WORK REQUIRED:
Return the material word for word. Do not include the pictures.

THE INPUT:
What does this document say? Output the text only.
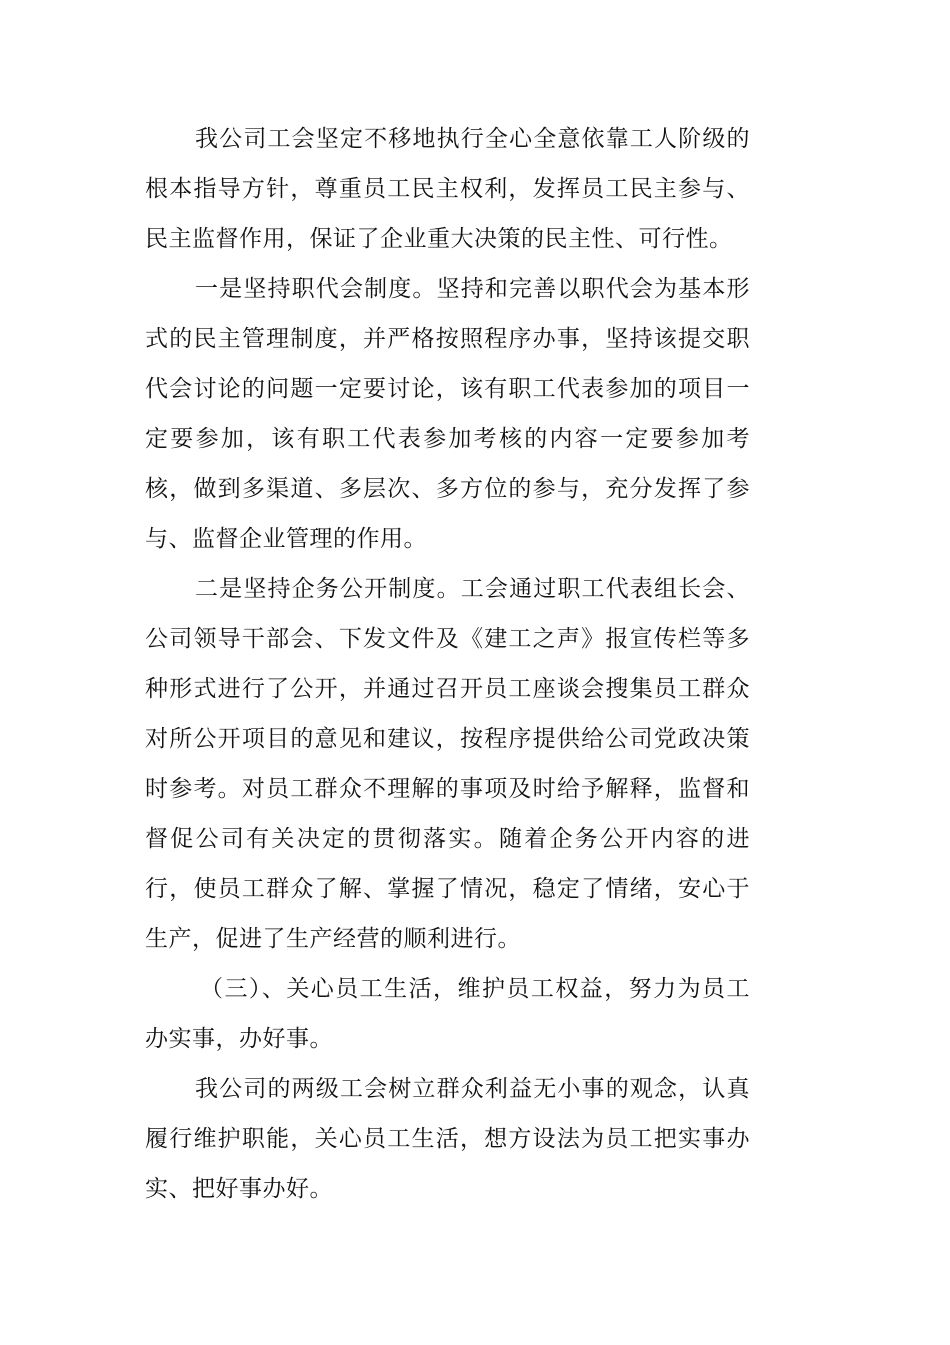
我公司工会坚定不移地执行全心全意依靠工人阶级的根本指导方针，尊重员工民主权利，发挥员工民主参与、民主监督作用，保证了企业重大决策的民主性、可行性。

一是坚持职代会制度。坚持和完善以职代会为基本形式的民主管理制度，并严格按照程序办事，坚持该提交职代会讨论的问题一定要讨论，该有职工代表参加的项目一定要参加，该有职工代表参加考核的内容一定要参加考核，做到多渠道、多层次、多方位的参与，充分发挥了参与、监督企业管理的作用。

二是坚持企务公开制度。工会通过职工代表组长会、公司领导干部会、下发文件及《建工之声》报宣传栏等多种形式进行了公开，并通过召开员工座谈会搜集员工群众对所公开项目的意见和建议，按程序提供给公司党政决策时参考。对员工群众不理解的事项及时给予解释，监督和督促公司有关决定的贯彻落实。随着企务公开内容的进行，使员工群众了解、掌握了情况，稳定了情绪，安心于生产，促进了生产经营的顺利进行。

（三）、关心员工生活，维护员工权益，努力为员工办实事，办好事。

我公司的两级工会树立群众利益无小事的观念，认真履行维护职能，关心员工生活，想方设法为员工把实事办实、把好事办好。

WRITTEN ANSWER:
What does this document say? Output the text only.
我公司工会坚定不移地执行全心全意依靠工人阶级的根本指导方针，尊重员工民主权利，发挥员工民主参与、民主监督作用，保证了企业重大决策的民主性、可行性。

一是坚持职代会制度。坚持和完善以职代会为基本形式的民主管理制度，并严格按照程序办事，坚持该提交职代会讨论的问题一定要讨论，该有职工代表参加的项目一定要参加，该有职工代表参加考核的内容一定要参加考核，做到多渠道、多层次、多方位的参与，充分发挥了参与、监督企业管理的作用。

二是坚持企务公开制度。工会通过职工代表组长会、公司领导干部会、下发文件及《建工之声》报宣传栏等多种形式进行了公开，并通过召开员工座谈会搜集员工群众对所公开项目的意见和建议，按程序提供给公司党政决策时参考。对员工群众不理解的事项及时给予解释，监督和督促公司有关决定的贯彻落实。随着企务公开内容的进行，使员工群众了解、掌握了情况，稳定了情绪，安心于生产，促进了生产经营的顺利进行。

（三）、关心员工生活，维护员工权益，努力为员工办实事，办好事。

我公司的两级工会树立群众利益无小事的观念，认真履行维护职能，关心员工生活，想方设法为员工把实事办实、把好事办好。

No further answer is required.